TASK OBJECTIVE:
Retype everything in the listing, leaving each line exactly as it is.

(Dataset entries)
== == ==

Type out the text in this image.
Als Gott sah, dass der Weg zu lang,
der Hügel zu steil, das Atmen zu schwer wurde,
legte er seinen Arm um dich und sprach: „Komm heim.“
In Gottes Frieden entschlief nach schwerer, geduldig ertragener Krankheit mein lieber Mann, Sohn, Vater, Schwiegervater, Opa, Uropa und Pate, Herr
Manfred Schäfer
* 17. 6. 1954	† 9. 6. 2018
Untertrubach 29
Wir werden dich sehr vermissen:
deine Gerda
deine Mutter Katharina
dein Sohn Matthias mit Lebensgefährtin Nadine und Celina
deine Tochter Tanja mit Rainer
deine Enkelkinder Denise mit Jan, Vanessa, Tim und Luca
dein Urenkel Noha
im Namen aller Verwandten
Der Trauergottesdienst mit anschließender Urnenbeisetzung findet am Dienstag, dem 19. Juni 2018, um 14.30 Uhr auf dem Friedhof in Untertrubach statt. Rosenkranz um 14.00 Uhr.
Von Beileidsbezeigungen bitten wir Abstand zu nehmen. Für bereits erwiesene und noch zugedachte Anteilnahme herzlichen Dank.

== == ==

PROBLEM SOLUTION:
Type out the text in this image.
Als Gott sah, dass der Weg zu lang,
der Hügel zu steil, das Atmen zu schwer wurde,
legte er seinen Arm um dich und sprach: „Komm heim.“
In Gottes Frieden entschlief nach schwerer, geduldig ertragener Krankheit mein lieber Mann, Sohn, Vater, Schwiegervater, Opa, Uropa und Pate, Herr
Manfred Schäfer
* 17. 6. 1954	† 9. 6. 2018
Untertrubach 29
Wir werden dich sehr vermissen:
deine Gerda
deine Mutter Katharina
dein Sohn Matthias mit Lebensgefährtin Nadine und Celina
deine Tochter Tanja mit Rainer
deine Enkelkinder Denise mit Jan, Vanessa, Tim und Luca
dein Urenkel Noha
im Namen aller Verwandten
Der Trauergottesdienst mit anschließender Urnenbeisetzung findet am Dienstag, dem 19. Juni 2018, um 14.30 Uhr auf dem Friedhof in Untertrubach statt. Rosenkranz um 14.00 Uhr.
Von Beileidsbezeigungen bitten wir Abstand zu nehmen. Für bereits erwiesene und noch zugedachte Anteilnahme herzlichen Dank.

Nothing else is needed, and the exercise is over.